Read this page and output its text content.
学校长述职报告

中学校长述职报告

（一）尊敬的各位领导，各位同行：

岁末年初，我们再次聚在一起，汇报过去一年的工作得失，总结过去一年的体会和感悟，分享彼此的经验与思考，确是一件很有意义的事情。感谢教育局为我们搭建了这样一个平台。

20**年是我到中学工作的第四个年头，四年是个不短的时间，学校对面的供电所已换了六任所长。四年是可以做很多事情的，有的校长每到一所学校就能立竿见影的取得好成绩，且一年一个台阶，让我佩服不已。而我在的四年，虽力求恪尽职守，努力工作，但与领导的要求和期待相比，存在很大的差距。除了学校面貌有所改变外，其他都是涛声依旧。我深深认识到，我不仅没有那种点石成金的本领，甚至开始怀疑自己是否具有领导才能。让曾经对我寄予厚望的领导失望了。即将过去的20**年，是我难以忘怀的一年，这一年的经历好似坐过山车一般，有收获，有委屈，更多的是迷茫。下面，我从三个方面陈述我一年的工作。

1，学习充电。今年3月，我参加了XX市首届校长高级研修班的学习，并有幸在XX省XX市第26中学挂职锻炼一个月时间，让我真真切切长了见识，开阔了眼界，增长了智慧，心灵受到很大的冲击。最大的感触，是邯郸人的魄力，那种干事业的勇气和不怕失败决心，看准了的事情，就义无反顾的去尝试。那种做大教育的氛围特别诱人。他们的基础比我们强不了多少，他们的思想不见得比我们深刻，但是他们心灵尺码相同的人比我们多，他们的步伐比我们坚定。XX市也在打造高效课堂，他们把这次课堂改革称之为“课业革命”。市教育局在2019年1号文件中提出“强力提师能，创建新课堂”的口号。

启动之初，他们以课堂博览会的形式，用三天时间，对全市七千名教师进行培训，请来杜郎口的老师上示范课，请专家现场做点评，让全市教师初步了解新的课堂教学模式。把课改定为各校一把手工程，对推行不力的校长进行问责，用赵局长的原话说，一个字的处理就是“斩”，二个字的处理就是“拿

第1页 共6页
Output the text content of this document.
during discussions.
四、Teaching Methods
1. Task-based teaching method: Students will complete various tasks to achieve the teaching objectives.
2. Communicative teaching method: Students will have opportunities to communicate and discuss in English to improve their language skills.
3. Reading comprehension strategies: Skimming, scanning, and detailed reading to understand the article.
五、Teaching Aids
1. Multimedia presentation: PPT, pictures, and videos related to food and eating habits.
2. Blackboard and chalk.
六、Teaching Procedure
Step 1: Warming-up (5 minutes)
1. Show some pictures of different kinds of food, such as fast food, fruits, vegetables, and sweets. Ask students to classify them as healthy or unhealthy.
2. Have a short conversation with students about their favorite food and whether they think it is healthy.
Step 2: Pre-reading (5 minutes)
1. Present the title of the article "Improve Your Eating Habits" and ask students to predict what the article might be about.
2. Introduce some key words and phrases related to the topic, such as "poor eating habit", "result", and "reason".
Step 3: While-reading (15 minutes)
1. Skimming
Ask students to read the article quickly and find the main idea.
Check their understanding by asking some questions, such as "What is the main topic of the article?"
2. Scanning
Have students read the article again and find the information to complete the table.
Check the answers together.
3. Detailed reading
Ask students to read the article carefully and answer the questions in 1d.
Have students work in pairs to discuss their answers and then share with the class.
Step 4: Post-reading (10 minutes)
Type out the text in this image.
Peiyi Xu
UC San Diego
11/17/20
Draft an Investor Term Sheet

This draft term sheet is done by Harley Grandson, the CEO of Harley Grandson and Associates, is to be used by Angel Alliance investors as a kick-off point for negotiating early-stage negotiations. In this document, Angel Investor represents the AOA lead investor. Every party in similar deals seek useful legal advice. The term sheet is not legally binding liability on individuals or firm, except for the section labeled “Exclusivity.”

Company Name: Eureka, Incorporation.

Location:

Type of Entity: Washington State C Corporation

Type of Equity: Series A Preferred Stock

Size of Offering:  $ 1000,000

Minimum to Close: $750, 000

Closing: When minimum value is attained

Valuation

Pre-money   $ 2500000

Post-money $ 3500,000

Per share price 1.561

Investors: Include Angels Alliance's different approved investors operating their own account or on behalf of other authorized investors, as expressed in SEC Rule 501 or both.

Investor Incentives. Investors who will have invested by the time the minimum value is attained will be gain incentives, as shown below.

## What to work on
Return the listing above word for word.

## Expected answer
Read this page and output its text content.
学校长述职报告

中学校长述职报告

（一）尊敬的各位领导，各位同行：

岁末年初，我们再次聚在一起，汇报过去一年的工作得失，总结过去一年的体会和感悟，分享彼此的经验与思考，确是一件很有意义的事情。感谢教育局为我们搭建了这样一个平台。

20**年是我到中学工作的第四个年头，四年是个不短的时间，学校对面的供电所已换了六任所长。四年是可以做很多事情的，有的校长每到一所学校就能立竿见影的取得好成绩，且一年一个台阶，让我佩服不已。而我在的四年，虽力求恪尽职守，努力工作，但与领导的要求和期待相比，存在很大的差距。除了学校面貌有所改变外，其他都是涛声依旧。我深深认识到，我不仅没有那种点石成金的本领，甚至开始怀疑自己是否具有领导才能。让曾经对我寄予厚望的领导失望了。即将过去的20**年，是我难以忘怀的一年，这一年的经历好似坐过山车一般，有收获，有委屈，更多的是迷茫。下面，我从三个方面陈述我一年的工作。

1，学习充电。今年3月，我参加了XX市首届校长高级研修班的学习，并有幸在XX省XX市第26中学挂职锻炼一个月时间，让我真真切切长了见识，开阔了眼界，增长了智慧，心灵受到很大的冲击。最大的感触，是邯郸人的魄力，那种干事业的勇气和不怕失败决心，看准了的事情，就义无反顾的去尝试。那种做大教育的氛围特别诱人。他们的基础比我们强不了多少，他们的思想不见得比我们深刻，但是他们心灵尺码相同的人比我们多，他们的步伐比我们坚定。XX市也在打造高效课堂，他们把这次课堂改革称之为“课业革命”。市教育局在2019年1号文件中提出“强力提师能，创建新课堂”的口号。

启动之初，他们以课堂博览会的形式，用三天时间，对全市七千名教师进行培训，请来杜郎口的老师上示范课，请专家现场做点评，让全市教师初步了解新的课堂教学模式。把课改定为各校一把手工程，对推行不力的校长进行问责，用赵局长的原话说，一个字的处理就是“斩”，二个字的处理就是“拿

第1页 共6页
Output the text content of this document.
during discussions.
四、Teaching Methods
1. Task-based teaching method: Students will complete various tasks to achieve the teaching objectives.
2. Communicative teaching method: Students will have opportunities to communicate and discuss in English to improve their language skills.
3. Reading comprehension strategies: Skimming, scanning, and detailed reading to understand the article.
五、Teaching Aids
1. Multimedia presentation: PPT, pictures, and videos related to food and eating habits.
2. Blackboard and chalk.
六、Teaching Procedure
Step 1: Warming-up (5 minutes)
1. Show some pictures of different kinds of food, such as fast food, fruits, vegetables, and sweets. Ask students to classify them as healthy or unhealthy.
2. Have a short conversation with students about their favorite food and whether they think it is healthy.
Step 2: Pre-reading (5 minutes)
1. Present the title of the article "Improve Your Eating Habits" and ask students to predict what the article might be about.
2. Introduce some key words and phrases related to the topic, such as "poor eating habit", "result", and "reason".
Step 3: While-reading (15 minutes)
1. Skimming
Ask students to read the article quickly and find the main idea.
Check their understanding by asking some questions, such as "What is the main topic of the article?"
2. Scanning
Have students read the article again and find the information to complete the table.
Check the answers together.
3. Detailed reading
Ask students to read the article carefully and answer the questions in 1d.
Have students work in pairs to discuss their answers and then share with the class.
Step 4: Post-reading (10 minutes)
Type out the text in this image.
Peiyi Xu
UC San Diego
11/17/20
Draft an Investor Term Sheet

This draft term sheet is done by Harley Grandson, the CEO of Harley Grandson and Associates, is to be used by Angel Alliance investors as a kick-off point for negotiating early-stage negotiations. In this document, Angel Investor represents the AOA lead investor. Every party in similar deals seek useful legal advice. The term sheet is not legally binding liability on individuals or firm, except for the section labeled “Exclusivity.”

Company Name: Eureka, Incorporation.

Location:

Type of Entity: Washington State C Corporation

Type of Equity: Series A Preferred Stock

Size of Offering:  $ 1000,000

Minimum to Close: $750, 000

Closing: When minimum value is attained

Valuation

Pre-money   $ 2500000

Post-money $ 3500,000

Per share price 1.561

Investors: Include Angels Alliance's different approved investors operating their own account or on behalf of other authorized investors, as expressed in SEC Rule 501 or both.

Investor Incentives. Investors who will have invested by the time the minimum value is attained will be gain incentives, as shown below.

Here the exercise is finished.